-- Begin --

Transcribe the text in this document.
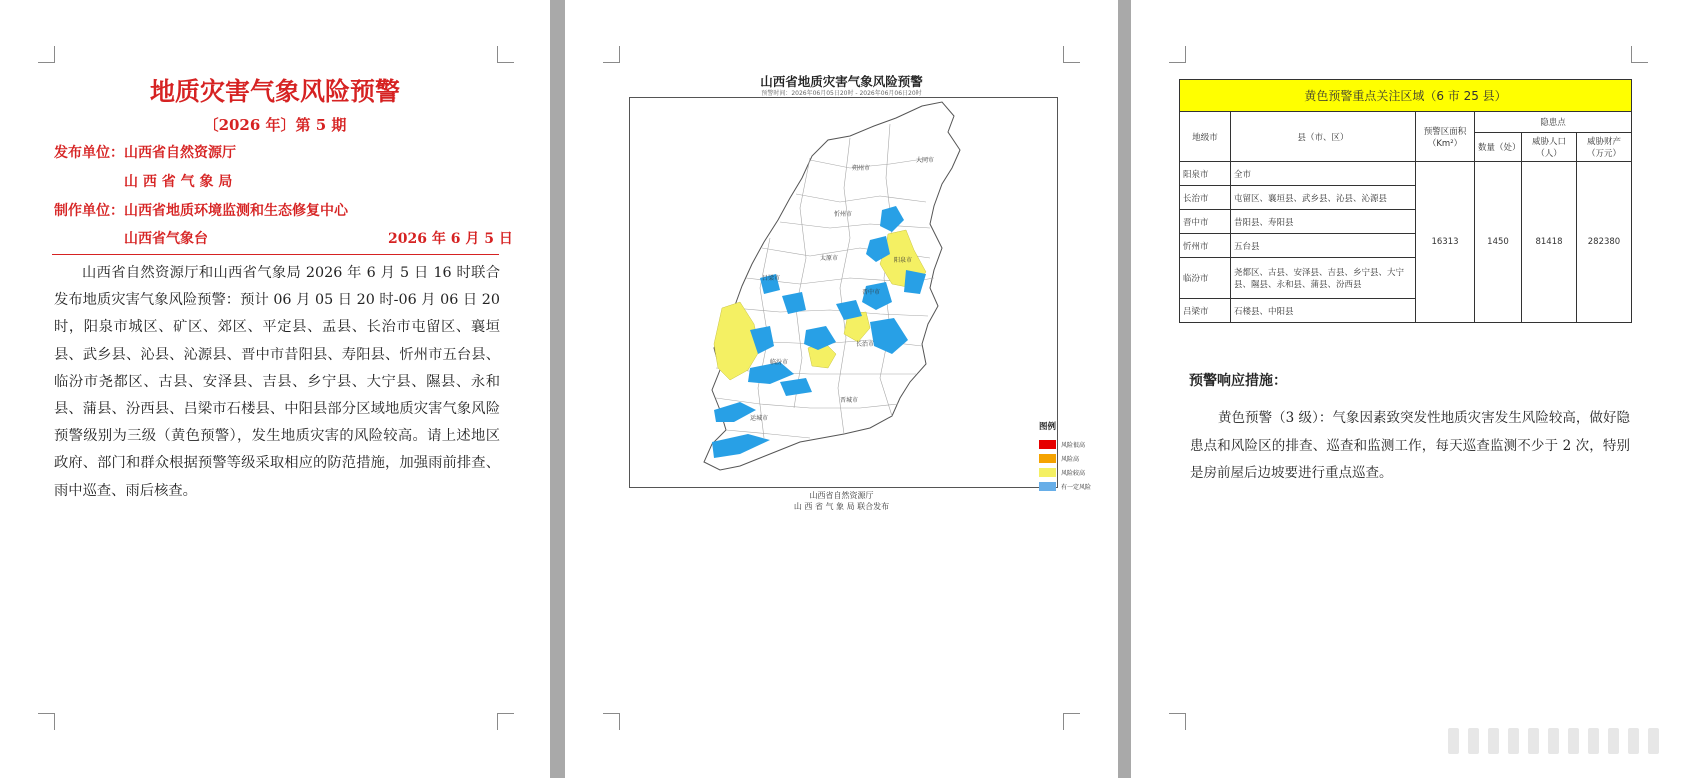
地质灾害气象风险预警
〔2026 年〕第 5 期
发布单位：山西省自然资源厅
山 西 省 气 象 局
制作单位：山西省地质环境监测和生态修复中心
山西省气象台	2026 年 6 月 5 日

山西省自然资源厅和山西省气象局 2026 年 6 月 5 日 16 时联合发布地质灾害气象风险预警：预计 06 月 05 日 20 时-06 月 06 日 20 时，阳泉市城区、矿区、郊区、平定县、盂县、长治市屯留区、襄垣县、武乡县、沁县、沁源县、晋中市昔阳县、寿阳县、忻州市五台县、临汾市尧都区、古县、安泽县、吉县、乡宁县、大宁县、隰县、永和县、蒲县、汾西县、吕梁市石楼县、中阳县部分区域地质灾害气象风险预警级别为三级（黄色预警），发生地质灾害的风险较高。请上述地区政府、部门和群众根据预警等级采取相应的防范措施，加强雨前排查、雨中巡查、雨后核查。

山西省地质灾害气象风险预警
预警时间：2026年06月05日20时 - 2026年06月06日20时
大同市
朔州市
忻州市
阳泉市
太原市
吕梁市
晋中市
长治市
临汾市
晋城市
运城市
图例
风险很高
风险高
风险较高
有一定风险
山西省自然资源厅
山 西 省 气 象 局 联合发布
黄色预警重点关注区域（6 市 25 县）					
地级市	县（市、区）	预警区面积（Km²）	隐患点		
			数量（处）	威胁人口（人）	威胁财产（万元）
阳泉市	全市	16313	1450	81418	282380
长治市	屯留区、襄垣县、武乡县、沁县、沁源县				
晋中市	昔阳县、寿阳县				
忻州市	五台县				
临汾市	尧都区、古县、安泽县、吉县、乡宁县、大宁县、隰县、永和县、蒲县、汾西县				
吕梁市	石楼县、中阳县				
预警响应措施：

黄色预警（3 级）：气象因素致突发性地质灾害发生风险较高，做好隐患点和风险区的排查、巡查和监测工作，每天巡查监测不少于 2 次，特别是房前屋后边坡要进行重点巡查。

-- End --

▶ [WHAT THE TASK REQUIRES]: Copy out the records above in full, exactly as written, but not the pictures.

▶ [TASK OUTPUT]:
Transcribe the text in this document.
地质灾害气象风险预警
〔2026 年〕第 5 期
发布单位：山西省自然资源厅
山 西 省 气 象 局
制作单位：山西省地质环境监测和生态修复中心
山西省气象台	2026 年 6 月 5 日

山西省自然资源厅和山西省气象局 2026 年 6 月 5 日 16 时联合发布地质灾害气象风险预警：预计 06 月 05 日 20 时-06 月 06 日 20 时，阳泉市城区、矿区、郊区、平定县、盂县、长治市屯留区、襄垣县、武乡县、沁县、沁源县、晋中市昔阳县、寿阳县、忻州市五台县、临汾市尧都区、古县、安泽县、吉县、乡宁县、大宁县、隰县、永和县、蒲县、汾西县、吕梁市石楼县、中阳县部分区域地质灾害气象风险预警级别为三级（黄色预警），发生地质灾害的风险较高。请上述地区政府、部门和群众根据预警等级采取相应的防范措施，加强雨前排查、雨中巡查、雨后核查。

山西省地质灾害气象风险预警
预警时间：2026年06月05日20时 - 2026年06月06日20时
大同市
朔州市
忻州市
阳泉市
太原市
吕梁市
晋中市
长治市
临汾市
晋城市
运城市
图例
风险很高
风险高
风险较高
有一定风险
山西省自然资源厅
山 西 省 气 象 局 联合发布
黄色预警重点关注区域（6 市 25 县）					
地级市	县（市、区）	预警区面积（Km²）	隐患点		
			数量（处）	威胁人口（人）	威胁财产（万元）
阳泉市	全市	16313	1450	81418	282380
长治市	屯留区、襄垣县、武乡县、沁县、沁源县				
晋中市	昔阳县、寿阳县				
忻州市	五台县				
临汾市	尧都区、古县、安泽县、吉县、乡宁县、大宁县、隰县、永和县、蒲县、汾西县				
吕梁市	石楼县、中阳县				
预警响应措施：

黄色预警（3 级）：气象因素致突发性地质灾害发生风险较高，做好隐患点和风险区的排查、巡查和监测工作，每天巡查监测不少于 2 次，特别是房前屋后边坡要进行重点巡查。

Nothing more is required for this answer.